**Instruction**:
Filter for the word "Rainfall" and keep each matching line.

**Recorded data**:
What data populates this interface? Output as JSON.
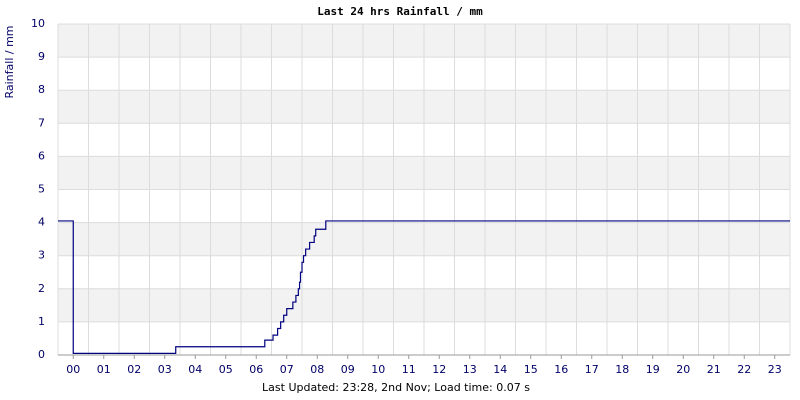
{
  "chart_data": {
    "type": "line",
    "title": "Last 24 hrs Rainfall / mm",
    "y_label": "Rainfall / mm",
    "footer": "Last Updated: 23:28, 2nd Nov; Load time: 0.07 s",
    "xlim": [
      -0.5,
      23.5
    ],
    "xticks": [
      {
        "value": 0,
        "label": "00"
      },
      {
        "value": 1,
        "label": "01"
      },
      {
        "value": 2,
        "label": "02"
      },
      {
        "value": 3,
        "label": "03"
      },
      {
        "value": 4,
        "label": "04"
      },
      {
        "value": 5,
        "label": "05"
      },
      {
        "value": 6,
        "label": "06"
      },
      {
        "value": 7,
        "label": "07"
      },
      {
        "value": 8,
        "label": "08"
      },
      {
        "value": 9,
        "label": "09"
      },
      10,
      11,
      12,
      13,
      14,
      15,
      16,
      17,
      18,
      19,
      20,
      21,
      22,
      23
    ],
    "ylim": [
      0,
      10
    ],
    "yticks": [
      0,
      1,
      2,
      3,
      4,
      5,
      6,
      7,
      8,
      9,
      10
    ],
    "grid": true,
    "series": [
      {
        "color": "#000080",
        "x": [
          -0.5,
          0.0,
          0.0,
          3.36,
          3.36,
          6.28,
          6.28,
          6.55,
          6.55,
          6.7,
          6.7,
          6.8,
          6.8,
          6.9,
          6.9,
          7.0,
          7.0,
          7.2,
          7.2,
          7.3,
          7.3,
          7.38,
          7.38,
          7.42,
          7.42,
          7.45,
          7.45,
          7.5,
          7.5,
          7.55,
          7.55,
          7.62,
          7.62,
          7.75,
          7.75,
          7.9,
          7.9,
          7.95,
          7.95,
          8.28,
          8.28,
          23.5
        ],
        "values": [
          4.05,
          4.05,
          0.05,
          0.05,
          0.25,
          0.25,
          0.45,
          0.45,
          0.6,
          0.6,
          0.8,
          0.8,
          1.0,
          1.0,
          1.2,
          1.2,
          1.4,
          1.4,
          1.6,
          1.6,
          1.8,
          1.8,
          2.0,
          2.0,
          2.2,
          2.2,
          2.5,
          2.5,
          2.8,
          2.8,
          3.0,
          3.0,
          3.2,
          3.2,
          3.4,
          3.4,
          3.6,
          3.6,
          3.8,
          3.8,
          4.05,
          4.05
        ]
      }
    ]
  }
}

**Response to the task**:
    "title": "Last 24 hrs Rainfall / mm",
    "y_label": "Rainfall / mm",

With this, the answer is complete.